-- start DATA ENTRIES --

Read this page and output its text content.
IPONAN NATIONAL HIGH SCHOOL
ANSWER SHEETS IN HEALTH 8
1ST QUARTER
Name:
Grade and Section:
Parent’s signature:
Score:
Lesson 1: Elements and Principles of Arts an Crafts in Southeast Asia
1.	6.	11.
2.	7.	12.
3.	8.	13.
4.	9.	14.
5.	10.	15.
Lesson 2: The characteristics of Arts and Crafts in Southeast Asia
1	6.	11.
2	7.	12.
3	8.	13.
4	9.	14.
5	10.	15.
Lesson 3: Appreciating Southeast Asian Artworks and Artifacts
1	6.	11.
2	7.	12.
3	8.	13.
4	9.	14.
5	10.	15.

-- end DATA ENTRIES --

_REQUIREMENTS_
Locate the string "Crafts" in the listing above and copy every line where it occurs.

_TASK OUTPUT_
Lesson 1: Elements and Principles of Arts an Crafts in Southeast Asia
Lesson 2: The characteristics of Arts and Crafts in Southeast Asia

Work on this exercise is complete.